▸ EXERCISE DETAILS: Only the pictures are omitted; repeat all other data exactly.
++++++++
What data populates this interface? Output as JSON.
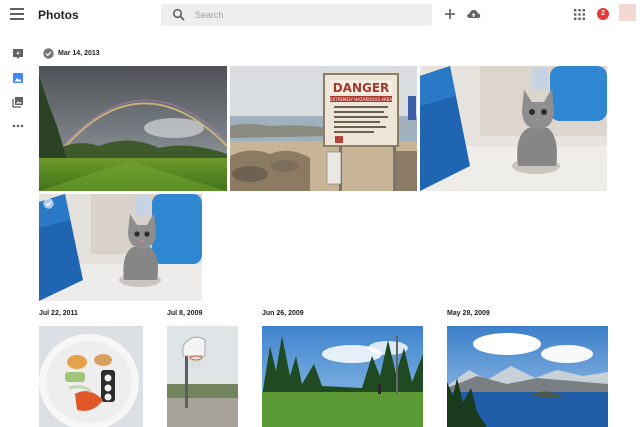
{
  "app": {
    "title": "Photos"
  },
  "search": {
    "placeholder": "Search"
  },
  "header": {
    "notification_count": "2"
  },
  "groups": [
    {
      "date": "Mar 14, 2013"
    },
    {
      "date": "Jul 22, 2011"
    },
    {
      "date": "Jul 8, 2009"
    },
    {
      "date": "Jun 26, 2009"
    },
    {
      "date": "May 28, 2009"
    }
  ],
  "sign": {
    "heading": "DANGER",
    "subheading": "EXTREMELY HAZARDOUS AREA"
  },
  "colors": {
    "accent": "#4285f4",
    "badge": "#e53935",
    "search_bg": "#eeeeee"
  },
  "icons": {
    "menu": "menu-icon",
    "search": "search-icon",
    "add": "plus-icon",
    "upload": "cloud-upload-icon",
    "apps": "apps-grid-icon",
    "assistant": "assistant-icon",
    "photos": "photos-icon",
    "albums": "albums-icon",
    "more": "more-icon",
    "select": "check-circle-icon"
  }
}
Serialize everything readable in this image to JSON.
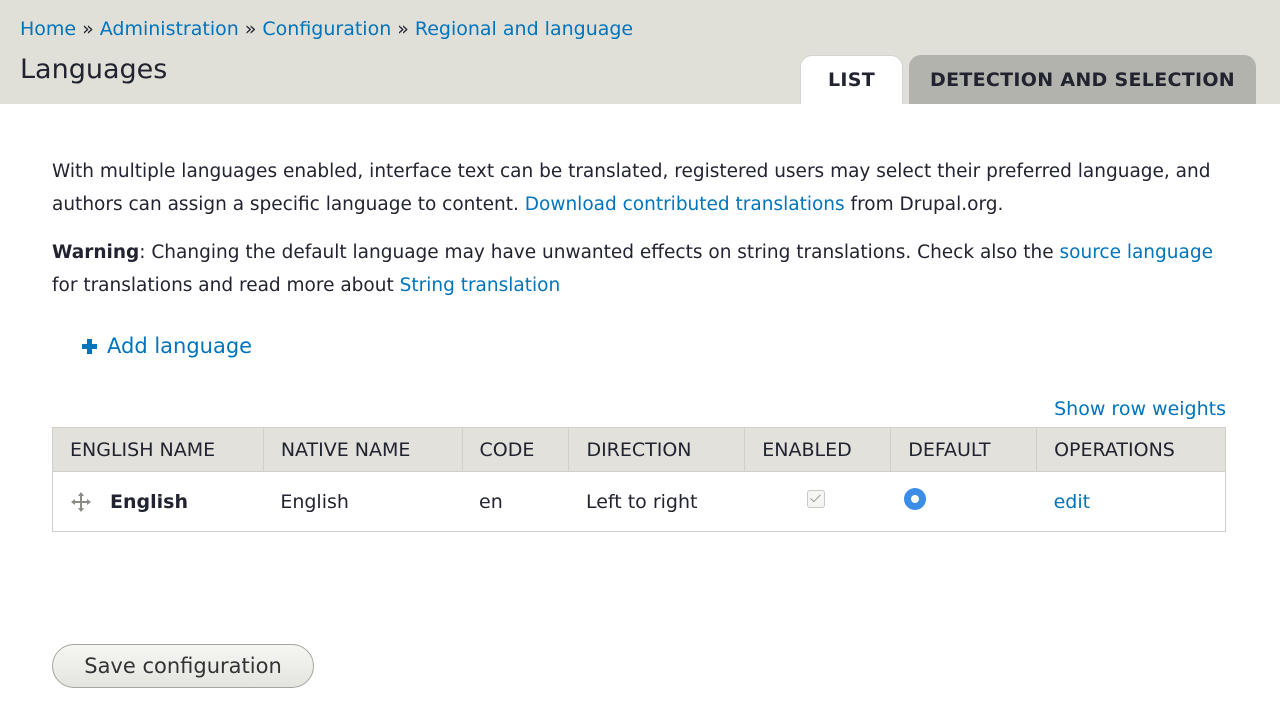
{
  "breadcrumb": {
    "items": [
      "Home",
      "Administration",
      "Configuration",
      "Regional and language"
    ],
    "separator": "»"
  },
  "page": {
    "title": "Languages"
  },
  "tabs": [
    {
      "label": "LIST",
      "active": true
    },
    {
      "label": "DETECTION AND SELECTION",
      "active": false
    }
  ],
  "intro": {
    "text_before": "With multiple languages enabled, interface text can be translated, registered users may select their preferred language, and authors can assign a specific language to content. ",
    "link": "Download contributed translations",
    "text_after": " from Drupal.org."
  },
  "warning": {
    "label": "Warning",
    "text_before": ": Changing the default language may have unwanted effects on string translations. Check also the ",
    "link1": "source language",
    "text_middle": " for translations and read more about ",
    "link2": "String translation"
  },
  "add_language": {
    "label": "Add language",
    "icon": "plus-icon"
  },
  "show_row_weights": "Show row weights",
  "table": {
    "headers": [
      "ENGLISH NAME",
      "NATIVE NAME",
      "CODE",
      "DIRECTION",
      "ENABLED",
      "DEFAULT",
      "OPERATIONS"
    ],
    "rows": [
      {
        "english_name": "English",
        "native_name": "English",
        "code": "en",
        "direction": "Left to right",
        "enabled": true,
        "default": true,
        "operation": "edit"
      }
    ]
  },
  "save_button": "Save configuration",
  "colors": {
    "link": "#0074bd",
    "header_bg": "#e0dfd8",
    "radio": "#3b8de8"
  }
}
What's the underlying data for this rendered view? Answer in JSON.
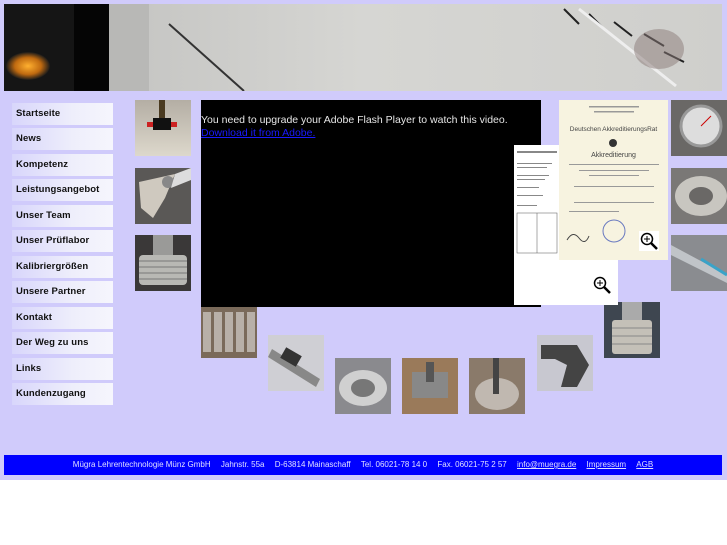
{
  "nav": {
    "items": [
      {
        "label": "Startseite"
      },
      {
        "label": "News"
      },
      {
        "label": "Kompetenz"
      },
      {
        "label": "Leistungsangebot"
      },
      {
        "label": "Unser Team"
      },
      {
        "label": "Unser Prüflabor"
      },
      {
        "label": "Kalibriergrößen"
      },
      {
        "label": "Unsere Partner"
      },
      {
        "label": "Kontakt"
      },
      {
        "label": "Der Weg zu uns"
      },
      {
        "label": "Links"
      },
      {
        "label": "Kundenzugang"
      }
    ]
  },
  "flash": {
    "message": "You need to upgrade your Adobe Flash Player to watch this video.",
    "download_link": "Download it from Adobe."
  },
  "certificates": {
    "accreditation_title": "Deutschen AkkreditierungsRat",
    "accreditation_heading": "Akkreditierung",
    "zoom_icon": "magnifier-plus-icon"
  },
  "footer": {
    "company": "Mügra Lehrentechnologie Münz GmbH",
    "street": "Jahnstr. 55a",
    "city": "D-63814 Mainaschaff",
    "phone": "Tel. 06021-78 14 0",
    "fax": "Fax. 06021-75 2 57",
    "email": "info@muegra.de",
    "imprint": "Impressum",
    "terms": "AGB"
  },
  "colors": {
    "background": "#d0cbfb",
    "footer": "#0000ff",
    "link": "#1a1aff"
  }
}
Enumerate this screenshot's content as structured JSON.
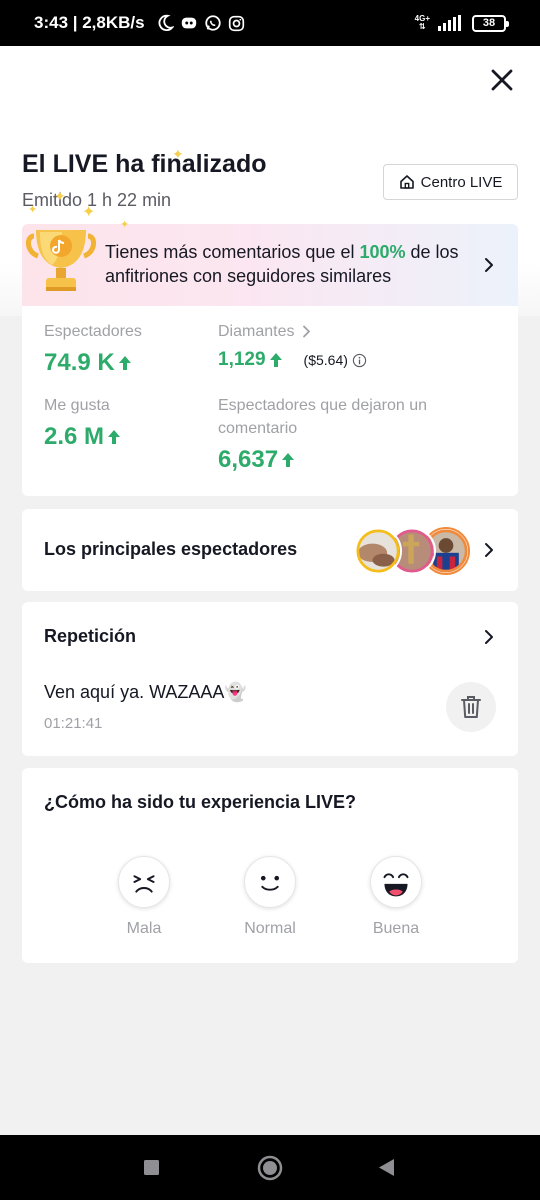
{
  "status_bar": {
    "time_speed": "3:43 | 2,8KB/s",
    "network": "4G+",
    "battery": "38"
  },
  "header": {
    "title": "El LIVE ha finalizado",
    "subtitle": "Emitido 1 h 22 min",
    "centro_label": "Centro LIVE"
  },
  "banner": {
    "text_before": "Tienes más comentarios que el ",
    "highlight": "100%",
    "text_after": " de los anfitriones con seguidores similares"
  },
  "stats": {
    "viewers_label": "Espectadores",
    "viewers_value": "74.9 K",
    "diamonds_label": "Diamantes",
    "diamonds_value": "1,129",
    "diamonds_usd": "($5.64)",
    "likes_label": "Me gusta",
    "likes_value": "2.6 M",
    "commenters_label": "Espectadores que dejaron un comentario",
    "commenters_value": "6,637"
  },
  "top_viewers": {
    "title": "Los principales espectadores"
  },
  "replay": {
    "title": "Repetición",
    "clip_text": "Ven aquí ya. WAZAAA👻",
    "clip_time": "01:21:41"
  },
  "experience": {
    "question": "¿Cómo ha sido tu experiencia LIVE?",
    "options": [
      "Mala",
      "Normal",
      "Buena"
    ]
  },
  "colors": {
    "accent_green": "#2dab6a",
    "background": "#f1f1f2"
  }
}
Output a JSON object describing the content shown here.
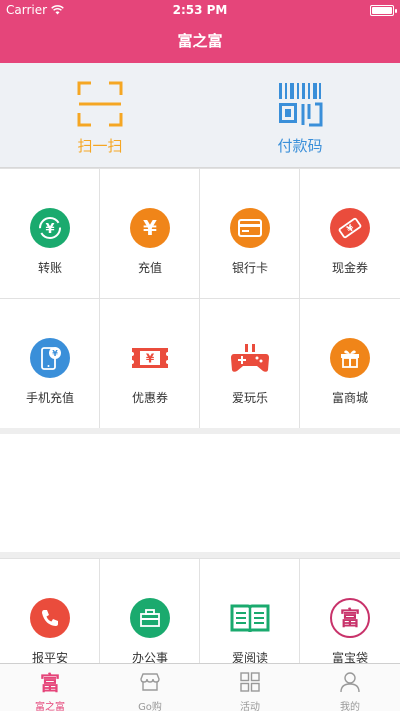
{
  "status": {
    "carrier": "Carrier",
    "time": "2:53 PM"
  },
  "nav": {
    "title": "富之富"
  },
  "quick_actions": {
    "scan_label": "扫一扫",
    "paycode_label": "付款码"
  },
  "grid": [
    {
      "label": "转账",
      "icon": "transfer-icon",
      "color": "#1aaa6e",
      "glyph": "¥"
    },
    {
      "label": "充值",
      "icon": "recharge-icon",
      "color": "#f08519",
      "glyph": "¥"
    },
    {
      "label": "银行卡",
      "icon": "bank-card-icon",
      "color": "#f08519",
      "glyph": ""
    },
    {
      "label": "现金券",
      "icon": "cash-coupon-icon",
      "color": "#ea4c3c",
      "glyph": "¥"
    },
    {
      "label": "手机充值",
      "icon": "phone-recharge-icon",
      "color": "#3a8fd9",
      "glyph": ""
    },
    {
      "label": "优惠券",
      "icon": "coupon-icon",
      "color": "#ea4c3c",
      "glyph": "¥"
    },
    {
      "label": "爱玩乐",
      "icon": "gamepad-icon",
      "color": "#ea4c3c",
      "glyph": ""
    },
    {
      "label": "富商城",
      "icon": "gift-icon",
      "color": "#f08519",
      "glyph": ""
    }
  ],
  "services": [
    {
      "label": "报平安",
      "icon": "phone-call-icon",
      "color": "#ea4c3c"
    },
    {
      "label": "办公事",
      "icon": "briefcase-icon",
      "color": "#1aaa6e"
    },
    {
      "label": "爱阅读",
      "icon": "book-icon",
      "color": "#1aaa6e"
    },
    {
      "label": "富宝袋",
      "icon": "fu-bag-icon",
      "color": "#c8326a"
    }
  ],
  "tabs": [
    {
      "label": "富之富",
      "icon": "fu-logo-icon",
      "active": true
    },
    {
      "label": "Go购",
      "icon": "shop-icon",
      "active": false
    },
    {
      "label": "活动",
      "icon": "grid-icon",
      "active": false
    },
    {
      "label": "我的",
      "icon": "user-icon",
      "active": false
    }
  ],
  "colors": {
    "brand": "#e5457a",
    "scan": "#f5a623",
    "paycode": "#3a8fd9"
  }
}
++++++++
▸ COMPLETED EXERCISE:
What data populates this interface? Output as JSON.
{
  "app": {
    "title": "Photos"
  },
  "search": {
    "placeholder": "Search"
  },
  "header": {
    "notification_count": "2"
  },
  "groups": [
    {
      "date": "Mar 14, 2013"
    },
    {
      "date": "Jul 22, 2011"
    },
    {
      "date": "Jul 8, 2009"
    },
    {
      "date": "Jun 26, 2009"
    },
    {
      "date": "May 28, 2009"
    }
  ],
  "sign": {
    "heading": "DANGER",
    "subheading": "EXTREMELY HAZARDOUS AREA"
  },
  "colors": {
    "accent": "#4285f4",
    "badge": "#e53935",
    "search_bg": "#eeeeee"
  },
  "icons": {
    "menu": "menu-icon",
    "search": "search-icon",
    "add": "plus-icon",
    "upload": "cloud-upload-icon",
    "apps": "apps-grid-icon",
    "assistant": "assistant-icon",
    "photos": "photos-icon",
    "albums": "albums-icon",
    "more": "more-icon",
    "select": "check-circle-icon"
  }
}
Serialize everything readable in this image to JSON.
{
  "breadcrumb": {
    "items": [
      "Home",
      "Administration",
      "Configuration",
      "Regional and language"
    ],
    "separator": "»"
  },
  "page": {
    "title": "Languages"
  },
  "tabs": [
    {
      "label": "LIST",
      "active": true
    },
    {
      "label": "DETECTION AND SELECTION",
      "active": false
    }
  ],
  "intro": {
    "text_before": "With multiple languages enabled, interface text can be translated, registered users may select their preferred language, and authors can assign a specific language to content. ",
    "link": "Download contributed translations",
    "text_after": " from Drupal.org."
  },
  "warning": {
    "label": "Warning",
    "text_before": ": Changing the default language may have unwanted effects on string translations. Check also the ",
    "link1": "source language",
    "text_middle": " for translations and read more about ",
    "link2": "String translation"
  },
  "add_language": {
    "label": "Add language",
    "icon": "plus-icon"
  },
  "show_row_weights": "Show row weights",
  "table": {
    "headers": [
      "ENGLISH NAME",
      "NATIVE NAME",
      "CODE",
      "DIRECTION",
      "ENABLED",
      "DEFAULT",
      "OPERATIONS"
    ],
    "rows": [
      {
        "english_name": "English",
        "native_name": "English",
        "code": "en",
        "direction": "Left to right",
        "enabled": true,
        "default": true,
        "operation": "edit"
      }
    ]
  },
  "save_button": "Save configuration",
  "colors": {
    "link": "#0074bd",
    "header_bg": "#e0dfd8",
    "radio": "#3b8de8"
  }
}
What's the underlying data for this rendered view? Answer in JSON.
{
  "nav": {
    "items": [
      {
        "label": "Startseite"
      },
      {
        "label": "News"
      },
      {
        "label": "Kompetenz"
      },
      {
        "label": "Leistungsangebot"
      },
      {
        "label": "Unser Team"
      },
      {
        "label": "Unser Prüflabor"
      },
      {
        "label": "Kalibriergrößen"
      },
      {
        "label": "Unsere Partner"
      },
      {
        "label": "Kontakt"
      },
      {
        "label": "Der Weg zu uns"
      },
      {
        "label": "Links"
      },
      {
        "label": "Kundenzugang"
      }
    ]
  },
  "flash": {
    "message": "You need to upgrade your Adobe Flash Player to watch this video.",
    "download_link": "Download it from Adobe."
  },
  "certificates": {
    "accreditation_title": "Deutschen AkkreditierungsRat",
    "accreditation_heading": "Akkreditierung",
    "zoom_icon": "magnifier-plus-icon"
  },
  "footer": {
    "company": "Mügra Lehrentechnologie Münz GmbH",
    "street": "Jahnstr. 55a",
    "city": "D-63814 Mainaschaff",
    "phone": "Tel. 06021-78 14 0",
    "fax": "Fax. 06021-75 2 57",
    "email": "info@muegra.de",
    "imprint": "Impressum",
    "terms": "AGB"
  },
  "colors": {
    "background": "#d0cbfb",
    "footer": "#0000ff",
    "link": "#1a1aff"
  }
}
Enumerate this screenshot's content as structured JSON.
{
  "status_bar": {
    "time_speed": "3:43 | 2,8KB/s",
    "network": "4G+",
    "battery": "38"
  },
  "header": {
    "title": "El LIVE ha finalizado",
    "subtitle": "Emitido 1 h 22 min",
    "centro_label": "Centro LIVE"
  },
  "banner": {
    "text_before": "Tienes más comentarios que el ",
    "highlight": "100%",
    "text_after": " de los anfitriones con seguidores similares"
  },
  "stats": {
    "viewers_label": "Espectadores",
    "viewers_value": "74.9 K",
    "diamonds_label": "Diamantes",
    "diamonds_value": "1,129",
    "diamonds_usd": "($5.64)",
    "likes_label": "Me gusta",
    "likes_value": "2.6 M",
    "commenters_label": "Espectadores que dejaron un comentario",
    "commenters_value": "6,637"
  },
  "top_viewers": {
    "title": "Los principales espectadores"
  },
  "replay": {
    "title": "Repetición",
    "clip_text": "Ven aquí ya. WAZAAA👻",
    "clip_time": "01:21:41"
  },
  "experience": {
    "question": "¿Cómo ha sido tu experiencia LIVE?",
    "options": [
      "Mala",
      "Normal",
      "Buena"
    ]
  },
  "colors": {
    "accent_green": "#2dab6a",
    "background": "#f1f1f2"
  }
}
Output a JSON object describing the content shown here.
{
  "status": {
    "carrier": "Carrier",
    "time": "2:53 PM"
  },
  "nav": {
    "title": "富之富"
  },
  "quick_actions": {
    "scan_label": "扫一扫",
    "paycode_label": "付款码"
  },
  "grid": [
    {
      "label": "转账",
      "icon": "transfer-icon",
      "color": "#1aaa6e",
      "glyph": "¥"
    },
    {
      "label": "充值",
      "icon": "recharge-icon",
      "color": "#f08519",
      "glyph": "¥"
    },
    {
      "label": "银行卡",
      "icon": "bank-card-icon",
      "color": "#f08519",
      "glyph": ""
    },
    {
      "label": "现金券",
      "icon": "cash-coupon-icon",
      "color": "#ea4c3c",
      "glyph": "¥"
    },
    {
      "label": "手机充值",
      "icon": "phone-recharge-icon",
      "color": "#3a8fd9",
      "glyph": ""
    },
    {
      "label": "优惠券",
      "icon": "coupon-icon",
      "color": "#ea4c3c",
      "glyph": "¥"
    },
    {
      "label": "爱玩乐",
      "icon": "gamepad-icon",
      "color": "#ea4c3c",
      "glyph": ""
    },
    {
      "label": "富商城",
      "icon": "gift-icon",
      "color": "#f08519",
      "glyph": ""
    }
  ],
  "services": [
    {
      "label": "报平安",
      "icon": "phone-call-icon",
      "color": "#ea4c3c"
    },
    {
      "label": "办公事",
      "icon": "briefcase-icon",
      "color": "#1aaa6e"
    },
    {
      "label": "爱阅读",
      "icon": "book-icon",
      "color": "#1aaa6e"
    },
    {
      "label": "富宝袋",
      "icon": "fu-bag-icon",
      "color": "#c8326a"
    }
  ],
  "tabs": [
    {
      "label": "富之富",
      "icon": "fu-logo-icon",
      "active": true
    },
    {
      "label": "Go购",
      "icon": "shop-icon",
      "active": false
    },
    {
      "label": "活动",
      "icon": "grid-icon",
      "active": false
    },
    {
      "label": "我的",
      "icon": "user-icon",
      "active": false
    }
  ],
  "colors": {
    "brand": "#e5457a",
    "scan": "#f5a623",
    "paycode": "#3a8fd9"
  }
}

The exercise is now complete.